Items from a data source:
--- Start ---

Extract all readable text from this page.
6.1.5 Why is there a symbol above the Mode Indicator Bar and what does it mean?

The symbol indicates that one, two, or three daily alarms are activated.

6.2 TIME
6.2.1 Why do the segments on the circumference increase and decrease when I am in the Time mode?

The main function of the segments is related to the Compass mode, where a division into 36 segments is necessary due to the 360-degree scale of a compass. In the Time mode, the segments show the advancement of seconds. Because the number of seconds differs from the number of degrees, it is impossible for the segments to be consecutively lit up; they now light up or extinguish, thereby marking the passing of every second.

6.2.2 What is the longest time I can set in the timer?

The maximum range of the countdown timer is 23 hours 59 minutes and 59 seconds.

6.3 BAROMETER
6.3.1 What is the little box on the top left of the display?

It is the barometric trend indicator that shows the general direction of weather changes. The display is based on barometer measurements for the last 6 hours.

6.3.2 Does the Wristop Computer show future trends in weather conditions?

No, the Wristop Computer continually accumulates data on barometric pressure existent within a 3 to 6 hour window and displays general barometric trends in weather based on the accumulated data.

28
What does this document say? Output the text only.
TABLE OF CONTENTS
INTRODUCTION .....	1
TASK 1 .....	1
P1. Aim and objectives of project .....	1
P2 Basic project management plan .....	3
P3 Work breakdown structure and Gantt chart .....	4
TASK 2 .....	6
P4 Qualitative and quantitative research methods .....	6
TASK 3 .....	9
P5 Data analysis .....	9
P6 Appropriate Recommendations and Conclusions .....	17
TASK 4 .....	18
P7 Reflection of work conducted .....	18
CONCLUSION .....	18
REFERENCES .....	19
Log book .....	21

--- End ---

*SET PROBLEM:*
Repeat the material above exactly.

*COMPLETED TASK:*
Extract all readable text from this page.
6.1.5 Why is there a symbol above the Mode Indicator Bar and what does it mean?

The symbol indicates that one, two, or three daily alarms are activated.

6.2 TIME
6.2.1 Why do the segments on the circumference increase and decrease when I am in the Time mode?

The main function of the segments is related to the Compass mode, where a division into 36 segments is necessary due to the 360-degree scale of a compass. In the Time mode, the segments show the advancement of seconds. Because the number of seconds differs from the number of degrees, it is impossible for the segments to be consecutively lit up; they now light up or extinguish, thereby marking the passing of every second.

6.2.2 What is the longest time I can set in the timer?

The maximum range of the countdown timer is 23 hours 59 minutes and 59 seconds.

6.3 BAROMETER
6.3.1 What is the little box on the top left of the display?

It is the barometric trend indicator that shows the general direction of weather changes. The display is based on barometer measurements for the last 6 hours.

6.3.2 Does the Wristop Computer show future trends in weather conditions?

No, the Wristop Computer continually accumulates data on barometric pressure existent within a 3 to 6 hour window and displays general barometric trends in weather based on the accumulated data.

28
What does this document say? Output the text only.
TABLE OF CONTENTS
INTRODUCTION .....	1
TASK 1 .....	1
P1. Aim and objectives of project .....	1
P2 Basic project management plan .....	3
P3 Work breakdown structure and Gantt chart .....	4
TASK 2 .....	6
P4 Qualitative and quantitative research methods .....	6
TASK 3 .....	9
P5 Data analysis .....	9
P6 Appropriate Recommendations and Conclusions .....	17
TASK 4 .....	18
P7 Reflection of work conducted .....	18
CONCLUSION .....	18
REFERENCES .....	19
Log book .....	21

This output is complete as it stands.